Task requirements
For each line in the data below that holds "will", return a copy.

Exercise materials
------------------------------------
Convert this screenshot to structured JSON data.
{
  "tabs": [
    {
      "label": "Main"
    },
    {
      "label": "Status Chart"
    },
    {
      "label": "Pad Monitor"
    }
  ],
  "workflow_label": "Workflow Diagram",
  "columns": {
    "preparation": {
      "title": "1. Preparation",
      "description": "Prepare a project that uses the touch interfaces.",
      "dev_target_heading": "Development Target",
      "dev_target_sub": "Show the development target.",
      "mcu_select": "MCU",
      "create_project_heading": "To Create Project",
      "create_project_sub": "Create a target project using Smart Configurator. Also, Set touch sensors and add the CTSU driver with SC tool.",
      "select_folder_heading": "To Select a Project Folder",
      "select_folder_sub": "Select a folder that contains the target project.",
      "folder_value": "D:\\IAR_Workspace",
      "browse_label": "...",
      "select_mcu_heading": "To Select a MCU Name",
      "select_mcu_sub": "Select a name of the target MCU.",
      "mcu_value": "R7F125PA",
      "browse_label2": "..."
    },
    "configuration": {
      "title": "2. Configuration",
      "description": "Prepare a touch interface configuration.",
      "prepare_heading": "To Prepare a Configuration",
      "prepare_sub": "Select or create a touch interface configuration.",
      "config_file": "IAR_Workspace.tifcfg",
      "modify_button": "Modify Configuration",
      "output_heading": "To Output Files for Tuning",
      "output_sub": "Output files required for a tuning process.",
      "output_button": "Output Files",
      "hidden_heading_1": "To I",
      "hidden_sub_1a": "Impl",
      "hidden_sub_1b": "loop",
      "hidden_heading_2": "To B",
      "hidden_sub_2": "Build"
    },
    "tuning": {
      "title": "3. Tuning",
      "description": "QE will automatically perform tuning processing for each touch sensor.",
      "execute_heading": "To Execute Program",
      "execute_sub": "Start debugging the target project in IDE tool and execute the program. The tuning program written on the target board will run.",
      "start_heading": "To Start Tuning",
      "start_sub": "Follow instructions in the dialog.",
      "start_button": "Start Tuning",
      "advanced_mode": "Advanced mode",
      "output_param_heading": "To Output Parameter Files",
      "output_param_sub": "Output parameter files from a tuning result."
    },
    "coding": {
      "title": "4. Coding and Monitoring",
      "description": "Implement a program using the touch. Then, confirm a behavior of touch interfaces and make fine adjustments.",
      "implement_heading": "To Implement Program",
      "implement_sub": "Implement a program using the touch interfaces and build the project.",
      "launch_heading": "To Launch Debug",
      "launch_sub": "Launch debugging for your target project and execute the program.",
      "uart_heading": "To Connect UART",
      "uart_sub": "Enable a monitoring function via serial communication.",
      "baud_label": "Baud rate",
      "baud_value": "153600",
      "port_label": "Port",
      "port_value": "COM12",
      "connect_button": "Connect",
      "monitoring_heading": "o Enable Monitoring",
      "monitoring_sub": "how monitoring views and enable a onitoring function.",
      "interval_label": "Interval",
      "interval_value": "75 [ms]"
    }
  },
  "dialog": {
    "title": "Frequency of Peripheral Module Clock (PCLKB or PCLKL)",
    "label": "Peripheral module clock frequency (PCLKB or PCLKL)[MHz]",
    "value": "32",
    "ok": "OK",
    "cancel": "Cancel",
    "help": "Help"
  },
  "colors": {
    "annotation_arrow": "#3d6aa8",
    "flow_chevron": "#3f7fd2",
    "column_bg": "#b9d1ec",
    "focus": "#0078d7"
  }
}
------------------------------------
Response to the task
      "description": "QE will automatically perform tuning processing for each touch sensor.",
      "execute_sub": "Start debugging the target project in IDE tool and execute the program. The tuning program written on the target board will run.",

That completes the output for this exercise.